» Problem details: Copy out all the data, word for word.

» Material for this task:
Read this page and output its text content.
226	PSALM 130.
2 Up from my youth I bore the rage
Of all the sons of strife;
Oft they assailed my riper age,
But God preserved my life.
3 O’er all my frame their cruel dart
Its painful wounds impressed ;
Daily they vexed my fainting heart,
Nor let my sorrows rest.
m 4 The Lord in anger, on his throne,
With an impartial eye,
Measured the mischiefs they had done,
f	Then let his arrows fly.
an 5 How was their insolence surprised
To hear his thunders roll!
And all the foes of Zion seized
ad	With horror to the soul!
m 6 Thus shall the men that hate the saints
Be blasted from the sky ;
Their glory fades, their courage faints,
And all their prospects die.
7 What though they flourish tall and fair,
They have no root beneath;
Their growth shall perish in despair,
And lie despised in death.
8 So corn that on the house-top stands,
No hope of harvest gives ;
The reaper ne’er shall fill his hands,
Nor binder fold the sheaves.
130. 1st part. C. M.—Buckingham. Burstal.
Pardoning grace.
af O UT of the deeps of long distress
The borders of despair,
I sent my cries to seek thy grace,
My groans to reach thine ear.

» Result for this task:
Read this page and output its text content.
226	PSALM 130.
2 Up from my youth I bore the rage
Of all the sons of strife;
Oft they assailed my riper age,
But God preserved my life.
3 O’er all my frame their cruel dart
Its painful wounds impressed ;
Daily they vexed my fainting heart,
Nor let my sorrows rest.
m 4 The Lord in anger, on his throne,
With an impartial eye,
Measured the mischiefs they had done,
f	Then let his arrows fly.
an 5 How was their insolence surprised
To hear his thunders roll!
And all the foes of Zion seized
ad	With horror to the soul!
m 6 Thus shall the men that hate the saints
Be blasted from the sky ;
Their glory fades, their courage faints,
And all their prospects die.
7 What though they flourish tall and fair,
They have no root beneath;
Their growth shall perish in despair,
And lie despised in death.
8 So corn that on the house-top stands,
No hope of harvest gives ;
The reaper ne’er shall fill his hands,
Nor binder fold the sheaves.
130. 1st part. C. M.—Buckingham. Burstal.
Pardoning grace.
af O UT of the deeps of long distress
The borders of despair,
I sent my cries to seek thy grace,
My groans to reach thine ear.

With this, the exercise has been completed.